**TASK DESCRIPTION:** The records below are to be repeated in full, exactly as they are.

[Data excerpts]
----------------------------------------

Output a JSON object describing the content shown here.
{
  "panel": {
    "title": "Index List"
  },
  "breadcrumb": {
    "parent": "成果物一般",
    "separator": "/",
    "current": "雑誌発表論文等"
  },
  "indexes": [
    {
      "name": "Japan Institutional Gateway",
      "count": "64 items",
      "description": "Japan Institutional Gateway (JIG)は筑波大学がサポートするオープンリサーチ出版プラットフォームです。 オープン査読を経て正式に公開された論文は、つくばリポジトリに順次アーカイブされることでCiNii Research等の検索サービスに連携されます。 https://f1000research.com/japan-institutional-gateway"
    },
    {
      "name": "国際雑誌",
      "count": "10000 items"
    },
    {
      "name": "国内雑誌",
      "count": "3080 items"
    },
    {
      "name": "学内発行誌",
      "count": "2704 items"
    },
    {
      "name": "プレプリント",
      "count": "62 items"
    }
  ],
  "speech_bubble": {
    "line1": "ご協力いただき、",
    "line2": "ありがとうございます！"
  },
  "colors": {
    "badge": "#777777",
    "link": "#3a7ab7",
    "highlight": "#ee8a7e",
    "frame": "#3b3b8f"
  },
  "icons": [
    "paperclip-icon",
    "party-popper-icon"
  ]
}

----------------------------------------

**EXERCISE ANSWER:**
Output a JSON object describing the content shown here.
{
  "panel": {
    "title": "Index List"
  },
  "breadcrumb": {
    "parent": "成果物一般",
    "separator": "/",
    "current": "雑誌発表論文等"
  },
  "indexes": [
    {
      "name": "Japan Institutional Gateway",
      "count": "64 items",
      "description": "Japan Institutional Gateway (JIG)は筑波大学がサポートするオープンリサーチ出版プラットフォームです。 オープン査読を経て正式に公開された論文は、つくばリポジトリに順次アーカイブされることでCiNii Research等の検索サービスに連携されます。 https://f1000research.com/japan-institutional-gateway"
    },
    {
      "name": "国際雑誌",
      "count": "10000 items"
    },
    {
      "name": "国内雑誌",
      "count": "3080 items"
    },
    {
      "name": "学内発行誌",
      "count": "2704 items"
    },
    {
      "name": "プレプリント",
      "count": "62 items"
    }
  ],
  "speech_bubble": {
    "line1": "ご協力いただき、",
    "line2": "ありがとうございます！"
  },
  "colors": {
    "badge": "#777777",
    "link": "#3a7ab7",
    "highlight": "#ee8a7e",
    "frame": "#3b3b8f"
  },
  "icons": [
    "paperclip-icon",
    "party-popper-icon"
  ]
}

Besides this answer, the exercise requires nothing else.